(Items from a figure collection)
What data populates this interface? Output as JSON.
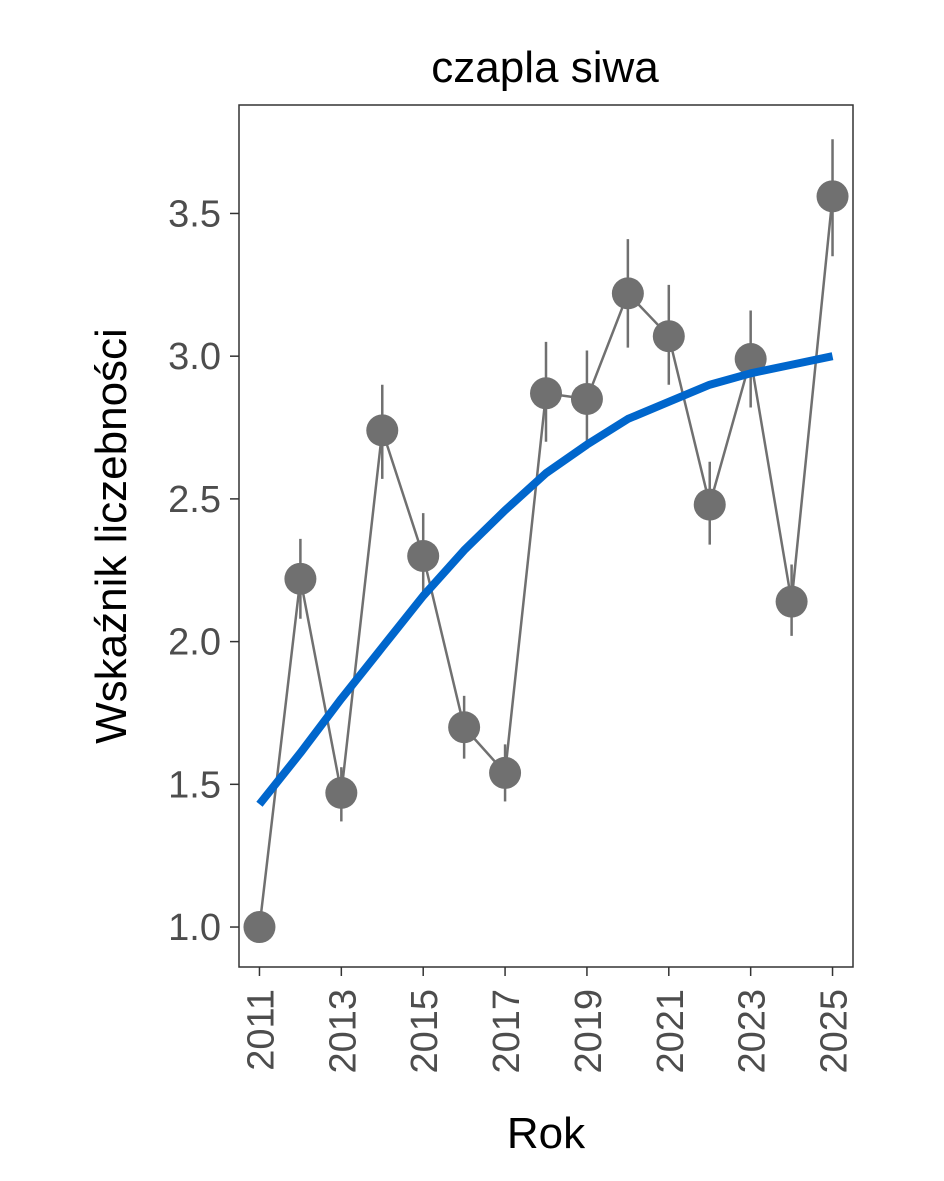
{
  "chart_data": {
    "type": "line",
    "title": "czapla siwa",
    "xlabel": "Rok",
    "ylabel": "Wskaźnik liczebności",
    "xlim": [
      2010.5,
      2025.5
    ],
    "ylim": [
      0.86,
      3.88
    ],
    "x_ticks": [
      2011,
      2013,
      2015,
      2017,
      2019,
      2021,
      2023,
      2025
    ],
    "y_ticks": [
      1.0,
      1.5,
      2.0,
      2.5,
      3.0,
      3.5
    ],
    "y_tick_labels": [
      "1.0",
      "1.5",
      "2.0",
      "2.5",
      "3.0",
      "3.5"
    ],
    "grid": false,
    "series": [
      {
        "style": "points-with-error-bars",
        "color": "#707070",
        "x": [
          2011,
          2012,
          2013,
          2014,
          2015,
          2016,
          2017,
          2018,
          2019,
          2020,
          2021,
          2022,
          2023,
          2024,
          2025
        ],
        "y": [
          1.0,
          2.22,
          1.47,
          2.74,
          2.3,
          1.7,
          1.54,
          2.87,
          2.85,
          3.22,
          3.07,
          2.48,
          2.99,
          2.14,
          3.56
        ],
        "lower": [
          1.0,
          2.08,
          1.37,
          2.57,
          2.15,
          1.59,
          1.44,
          2.7,
          2.68,
          3.03,
          2.9,
          2.34,
          2.82,
          2.02,
          3.35
        ],
        "upper": [
          1.0,
          2.36,
          1.56,
          2.9,
          2.45,
          1.81,
          1.64,
          3.05,
          3.02,
          3.41,
          3.25,
          2.63,
          3.16,
          2.27,
          3.76
        ]
      },
      {
        "style": "trend-line",
        "color": "#0066cc",
        "x": [
          2011,
          2012,
          2013,
          2014,
          2015,
          2016,
          2017,
          2018,
          2019,
          2020,
          2021,
          2022,
          2023,
          2024,
          2025
        ],
        "y": [
          1.43,
          1.61,
          1.8,
          1.98,
          2.16,
          2.32,
          2.46,
          2.59,
          2.69,
          2.78,
          2.84,
          2.9,
          2.94,
          2.97,
          3.0
        ]
      }
    ]
  }
}
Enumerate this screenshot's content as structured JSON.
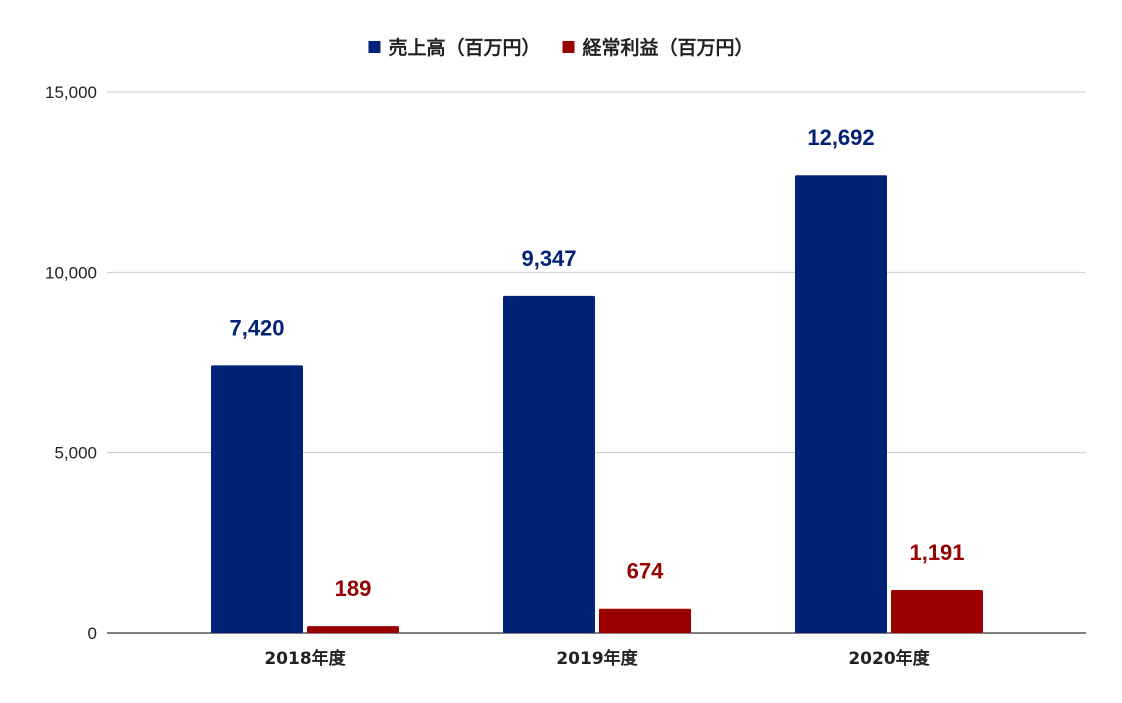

§ Problem to work on:
Each line of the data is to be duplicated exactly; pictures stay out of the copy.

§ In response:
What data populates this interface? Output as JSON.
{
  "chart_data": {
    "type": "line",
    "title": "czapla siwa",
    "xlabel": "Rok",
    "ylabel": "Wskaźnik liczebności",
    "xlim": [
      2010.5,
      2025.5
    ],
    "ylim": [
      0.86,
      3.88
    ],
    "x_ticks": [
      2011,
      2013,
      2015,
      2017,
      2019,
      2021,
      2023,
      2025
    ],
    "y_ticks": [
      1.0,
      1.5,
      2.0,
      2.5,
      3.0,
      3.5
    ],
    "y_tick_labels": [
      "1.0",
      "1.5",
      "2.0",
      "2.5",
      "3.0",
      "3.5"
    ],
    "grid": false,
    "series": [
      {
        "style": "points-with-error-bars",
        "color": "#707070",
        "x": [
          2011,
          2012,
          2013,
          2014,
          2015,
          2016,
          2017,
          2018,
          2019,
          2020,
          2021,
          2022,
          2023,
          2024,
          2025
        ],
        "y": [
          1.0,
          2.22,
          1.47,
          2.74,
          2.3,
          1.7,
          1.54,
          2.87,
          2.85,
          3.22,
          3.07,
          2.48,
          2.99,
          2.14,
          3.56
        ],
        "lower": [
          1.0,
          2.08,
          1.37,
          2.57,
          2.15,
          1.59,
          1.44,
          2.7,
          2.68,
          3.03,
          2.9,
          2.34,
          2.82,
          2.02,
          3.35
        ],
        "upper": [
          1.0,
          2.36,
          1.56,
          2.9,
          2.45,
          1.81,
          1.64,
          3.05,
          3.02,
          3.41,
          3.25,
          2.63,
          3.16,
          2.27,
          3.76
        ]
      },
      {
        "style": "trend-line",
        "color": "#0066cc",
        "x": [
          2011,
          2012,
          2013,
          2014,
          2015,
          2016,
          2017,
          2018,
          2019,
          2020,
          2021,
          2022,
          2023,
          2024,
          2025
        ],
        "y": [
          1.43,
          1.61,
          1.8,
          1.98,
          2.16,
          2.32,
          2.46,
          2.59,
          2.69,
          2.78,
          2.84,
          2.9,
          2.94,
          2.97,
          3.0
        ]
      }
    ]
  }
}
Enumerate this screenshot's content as structured JSON.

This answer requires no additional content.